__Directions__.
Lines holding the string "Hustvedt" are the ones to copy; find them all in the data.

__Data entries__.
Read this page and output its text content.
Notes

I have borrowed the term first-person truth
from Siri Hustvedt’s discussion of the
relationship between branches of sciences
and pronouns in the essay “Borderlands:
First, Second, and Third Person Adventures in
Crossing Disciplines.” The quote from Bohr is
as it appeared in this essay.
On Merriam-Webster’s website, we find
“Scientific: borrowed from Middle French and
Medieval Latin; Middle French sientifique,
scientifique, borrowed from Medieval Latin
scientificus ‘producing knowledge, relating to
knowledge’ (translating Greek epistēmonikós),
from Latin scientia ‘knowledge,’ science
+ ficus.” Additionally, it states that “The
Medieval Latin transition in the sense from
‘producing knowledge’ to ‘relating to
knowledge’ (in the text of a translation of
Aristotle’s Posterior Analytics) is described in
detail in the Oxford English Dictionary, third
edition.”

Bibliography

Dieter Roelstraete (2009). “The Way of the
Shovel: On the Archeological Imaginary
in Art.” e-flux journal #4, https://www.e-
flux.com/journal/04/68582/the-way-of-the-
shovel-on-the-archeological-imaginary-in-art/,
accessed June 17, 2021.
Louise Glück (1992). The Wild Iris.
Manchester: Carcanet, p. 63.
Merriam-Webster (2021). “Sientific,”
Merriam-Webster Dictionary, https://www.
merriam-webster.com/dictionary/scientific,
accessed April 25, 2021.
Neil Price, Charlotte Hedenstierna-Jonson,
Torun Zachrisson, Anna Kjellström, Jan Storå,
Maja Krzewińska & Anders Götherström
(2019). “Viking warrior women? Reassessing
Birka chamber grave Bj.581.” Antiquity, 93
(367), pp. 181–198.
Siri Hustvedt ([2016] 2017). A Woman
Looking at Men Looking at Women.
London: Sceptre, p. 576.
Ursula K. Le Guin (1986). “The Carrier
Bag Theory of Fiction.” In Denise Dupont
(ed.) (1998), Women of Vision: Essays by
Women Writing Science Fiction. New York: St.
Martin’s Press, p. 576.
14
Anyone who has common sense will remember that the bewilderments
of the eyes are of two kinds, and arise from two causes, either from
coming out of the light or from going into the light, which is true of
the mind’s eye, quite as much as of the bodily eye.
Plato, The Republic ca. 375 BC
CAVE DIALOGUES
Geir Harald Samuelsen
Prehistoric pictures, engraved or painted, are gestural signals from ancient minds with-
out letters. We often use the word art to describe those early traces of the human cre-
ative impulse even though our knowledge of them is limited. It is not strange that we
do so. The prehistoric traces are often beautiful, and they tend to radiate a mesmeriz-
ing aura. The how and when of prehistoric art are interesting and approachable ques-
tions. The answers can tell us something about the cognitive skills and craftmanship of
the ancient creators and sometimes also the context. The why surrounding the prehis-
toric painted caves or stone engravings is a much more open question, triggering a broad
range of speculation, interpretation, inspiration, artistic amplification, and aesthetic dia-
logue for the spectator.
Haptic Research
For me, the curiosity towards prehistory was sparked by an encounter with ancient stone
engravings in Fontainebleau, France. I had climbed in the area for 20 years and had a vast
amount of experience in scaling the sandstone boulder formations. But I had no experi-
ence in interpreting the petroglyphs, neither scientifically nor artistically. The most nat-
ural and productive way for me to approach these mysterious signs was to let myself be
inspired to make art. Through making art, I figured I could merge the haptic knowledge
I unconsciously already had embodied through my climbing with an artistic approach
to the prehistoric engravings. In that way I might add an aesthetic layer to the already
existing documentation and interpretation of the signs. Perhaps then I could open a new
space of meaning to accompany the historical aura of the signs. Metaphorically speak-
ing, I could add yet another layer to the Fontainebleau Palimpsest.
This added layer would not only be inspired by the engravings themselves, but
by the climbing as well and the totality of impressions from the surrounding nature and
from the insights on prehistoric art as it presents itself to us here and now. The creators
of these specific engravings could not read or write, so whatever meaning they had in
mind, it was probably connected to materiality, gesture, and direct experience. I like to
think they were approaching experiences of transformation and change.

__Result of the task__.
from Siri Hustvedt’s discussion of the
Siri Hustvedt ([2016] 2017). A Woman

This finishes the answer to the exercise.